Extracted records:
* Begin *

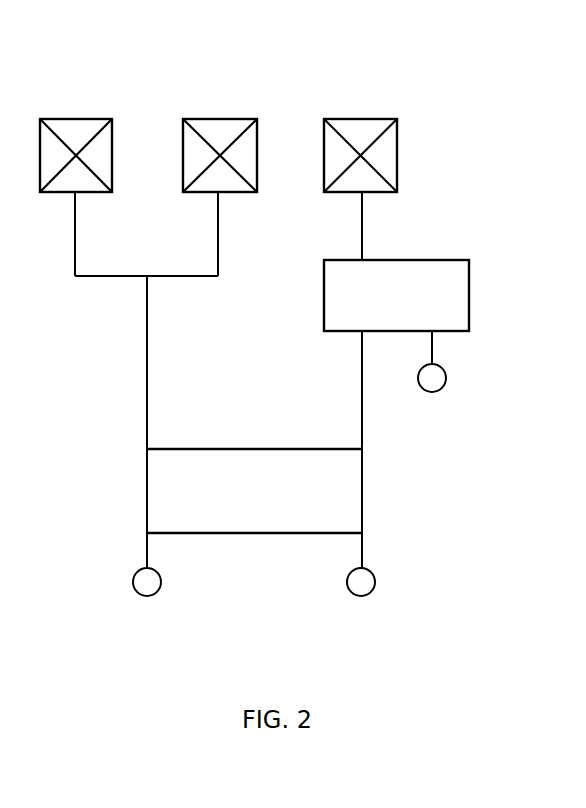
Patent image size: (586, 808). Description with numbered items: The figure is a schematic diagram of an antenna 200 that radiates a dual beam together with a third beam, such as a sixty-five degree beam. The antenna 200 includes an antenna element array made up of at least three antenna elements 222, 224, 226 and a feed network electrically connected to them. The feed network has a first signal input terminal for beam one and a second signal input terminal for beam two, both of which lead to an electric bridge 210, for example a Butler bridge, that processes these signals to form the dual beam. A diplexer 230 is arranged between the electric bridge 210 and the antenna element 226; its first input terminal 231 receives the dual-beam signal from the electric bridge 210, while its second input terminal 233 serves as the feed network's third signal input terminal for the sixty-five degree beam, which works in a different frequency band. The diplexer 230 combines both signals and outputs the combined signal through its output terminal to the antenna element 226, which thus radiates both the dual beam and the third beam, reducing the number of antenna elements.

The antenna 200 is at (350, 75).
The antenna element 222 is at (73, 133).
The antenna element 224 is at (225, 133).
The antenna element 226 is at (377, 155).
The diplexer 230 is at (396, 295).
The first input terminal 231 is at (362, 350).
The second input terminal 233 is at (432, 348).
The electric bridge 210 is at (327, 515).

* End *

▸ **Required work**:
Update the rows above by replacing "schematic diagram" with "schematic drawing" and keeping everything else unchanged. Leave the pictures out of your answer.

▸ **Response**:
Patent image size: (586, 808). Description with numbered items: The figure is a schematic drawing of an antenna 200 that radiates a dual beam together with a third beam, such as a sixty-five degree beam. The antenna 200 includes an antenna element array made up of at least three antenna elements 222, 224, 226 and a feed network electrically connected to them. The feed network has a first signal input terminal for beam one and a second signal input terminal for beam two, both of which lead to an electric bridge 210, for example a Butler bridge, that processes these signals to form the dual beam. A diplexer 230 is arranged between the electric bridge 210 and the antenna element 226; its first input terminal 231 receives the dual-beam signal from the electric bridge 210, while its second input terminal 233 serves as the feed network's third signal input terminal for the sixty-five degree beam, which works in a different frequency band. The diplexer 230 combines both signals and outputs the combined signal through its output terminal to the antenna element 226, which thus radiates both the dual beam and the third beam, reducing the number of antenna elements.

The antenna 200 is at (350, 75).
The antenna element 222 is at (73, 133).
The antenna element 224 is at (225, 133).
The antenna element 226 is at (377, 155).
The diplexer 230 is at (396, 295).
The first input terminal 231 is at (362, 350).
The second input terminal 233 is at (432, 348).
The electric bridge 210 is at (327, 515).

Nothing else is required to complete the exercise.